> **AIM OF THE EXERCISE**
Lines containing the word "this" are the ones to copy from the records below.

> **DATASET RECORDS**
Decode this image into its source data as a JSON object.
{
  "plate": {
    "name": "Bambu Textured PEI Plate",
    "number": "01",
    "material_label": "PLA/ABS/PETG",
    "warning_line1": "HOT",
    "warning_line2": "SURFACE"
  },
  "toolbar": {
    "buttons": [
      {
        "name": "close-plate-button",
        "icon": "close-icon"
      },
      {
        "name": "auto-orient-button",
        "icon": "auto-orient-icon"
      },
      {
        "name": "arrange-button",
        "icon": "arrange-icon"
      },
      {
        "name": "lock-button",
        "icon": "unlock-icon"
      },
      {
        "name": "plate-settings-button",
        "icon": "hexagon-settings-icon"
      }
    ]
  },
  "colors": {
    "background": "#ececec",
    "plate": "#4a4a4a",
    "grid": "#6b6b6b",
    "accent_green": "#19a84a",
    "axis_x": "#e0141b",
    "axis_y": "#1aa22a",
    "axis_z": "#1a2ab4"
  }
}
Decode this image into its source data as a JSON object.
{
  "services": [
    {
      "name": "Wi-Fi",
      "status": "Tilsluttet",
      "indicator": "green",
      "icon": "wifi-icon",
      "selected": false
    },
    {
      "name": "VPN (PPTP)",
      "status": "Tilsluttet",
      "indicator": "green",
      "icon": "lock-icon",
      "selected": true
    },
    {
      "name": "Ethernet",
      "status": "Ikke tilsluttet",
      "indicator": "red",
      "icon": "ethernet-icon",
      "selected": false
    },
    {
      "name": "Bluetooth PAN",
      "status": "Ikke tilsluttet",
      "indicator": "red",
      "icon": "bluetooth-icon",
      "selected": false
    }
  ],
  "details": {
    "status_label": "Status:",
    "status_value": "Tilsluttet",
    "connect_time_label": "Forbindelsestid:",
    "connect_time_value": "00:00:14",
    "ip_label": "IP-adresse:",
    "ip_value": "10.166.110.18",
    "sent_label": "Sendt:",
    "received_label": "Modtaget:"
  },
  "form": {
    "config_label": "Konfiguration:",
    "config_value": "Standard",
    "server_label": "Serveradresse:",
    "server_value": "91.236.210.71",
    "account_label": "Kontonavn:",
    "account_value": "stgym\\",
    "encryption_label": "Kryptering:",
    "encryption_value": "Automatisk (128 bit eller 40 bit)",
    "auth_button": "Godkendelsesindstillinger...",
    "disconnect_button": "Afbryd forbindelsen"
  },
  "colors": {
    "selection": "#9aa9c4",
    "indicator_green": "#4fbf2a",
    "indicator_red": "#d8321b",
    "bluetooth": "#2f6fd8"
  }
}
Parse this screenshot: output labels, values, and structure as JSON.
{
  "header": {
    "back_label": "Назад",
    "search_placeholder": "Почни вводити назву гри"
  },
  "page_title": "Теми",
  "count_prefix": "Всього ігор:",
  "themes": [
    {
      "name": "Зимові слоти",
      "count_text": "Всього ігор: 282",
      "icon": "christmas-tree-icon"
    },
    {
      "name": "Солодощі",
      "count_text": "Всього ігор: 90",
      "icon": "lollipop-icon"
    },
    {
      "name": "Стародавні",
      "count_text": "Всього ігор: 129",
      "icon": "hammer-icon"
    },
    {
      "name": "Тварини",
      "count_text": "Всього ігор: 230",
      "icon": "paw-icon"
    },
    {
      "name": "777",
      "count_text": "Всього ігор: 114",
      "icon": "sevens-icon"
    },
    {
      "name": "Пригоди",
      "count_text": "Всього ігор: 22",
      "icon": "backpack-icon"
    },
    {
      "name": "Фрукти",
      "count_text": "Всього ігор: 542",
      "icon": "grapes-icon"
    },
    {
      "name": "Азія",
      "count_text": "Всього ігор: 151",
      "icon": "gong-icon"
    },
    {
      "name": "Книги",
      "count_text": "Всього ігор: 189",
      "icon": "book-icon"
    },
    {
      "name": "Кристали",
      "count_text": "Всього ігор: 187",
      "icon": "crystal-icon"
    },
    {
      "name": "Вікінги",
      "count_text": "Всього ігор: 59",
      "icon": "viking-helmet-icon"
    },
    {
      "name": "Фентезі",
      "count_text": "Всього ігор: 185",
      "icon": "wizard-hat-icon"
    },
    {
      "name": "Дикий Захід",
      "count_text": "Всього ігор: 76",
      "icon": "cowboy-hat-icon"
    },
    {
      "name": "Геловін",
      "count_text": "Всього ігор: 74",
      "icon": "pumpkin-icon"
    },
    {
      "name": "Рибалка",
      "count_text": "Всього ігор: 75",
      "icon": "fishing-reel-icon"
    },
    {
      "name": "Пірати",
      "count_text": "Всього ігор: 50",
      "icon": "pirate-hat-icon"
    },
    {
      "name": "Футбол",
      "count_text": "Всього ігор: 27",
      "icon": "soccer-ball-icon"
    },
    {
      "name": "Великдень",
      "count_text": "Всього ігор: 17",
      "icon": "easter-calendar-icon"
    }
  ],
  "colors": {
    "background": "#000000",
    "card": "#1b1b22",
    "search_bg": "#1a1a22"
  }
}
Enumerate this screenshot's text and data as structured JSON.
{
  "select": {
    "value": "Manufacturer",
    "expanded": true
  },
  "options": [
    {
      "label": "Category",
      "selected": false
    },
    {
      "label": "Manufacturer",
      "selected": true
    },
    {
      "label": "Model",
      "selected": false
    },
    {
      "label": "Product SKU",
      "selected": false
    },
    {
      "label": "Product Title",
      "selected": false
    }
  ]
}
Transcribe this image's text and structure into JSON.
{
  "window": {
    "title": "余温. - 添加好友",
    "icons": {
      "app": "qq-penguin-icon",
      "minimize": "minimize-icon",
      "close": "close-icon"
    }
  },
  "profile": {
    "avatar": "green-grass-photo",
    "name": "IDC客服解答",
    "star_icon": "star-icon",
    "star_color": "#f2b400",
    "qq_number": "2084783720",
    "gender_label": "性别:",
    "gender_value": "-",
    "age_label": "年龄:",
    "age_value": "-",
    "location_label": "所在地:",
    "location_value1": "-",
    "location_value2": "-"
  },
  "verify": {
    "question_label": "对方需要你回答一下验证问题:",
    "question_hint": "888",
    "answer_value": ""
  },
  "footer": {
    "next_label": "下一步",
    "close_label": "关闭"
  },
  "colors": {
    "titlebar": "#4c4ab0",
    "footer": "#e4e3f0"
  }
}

> **COMPLETED EXERCISE**
Decode this image into its source data as a JSON object.
Decode this image into its source data as a JSON object.
Parse this screenshot: output labels, values, and structure as JSON.
Enumerate this screenshot's text and data as structured JSON.
Transcribe this image's text and structure into JSON.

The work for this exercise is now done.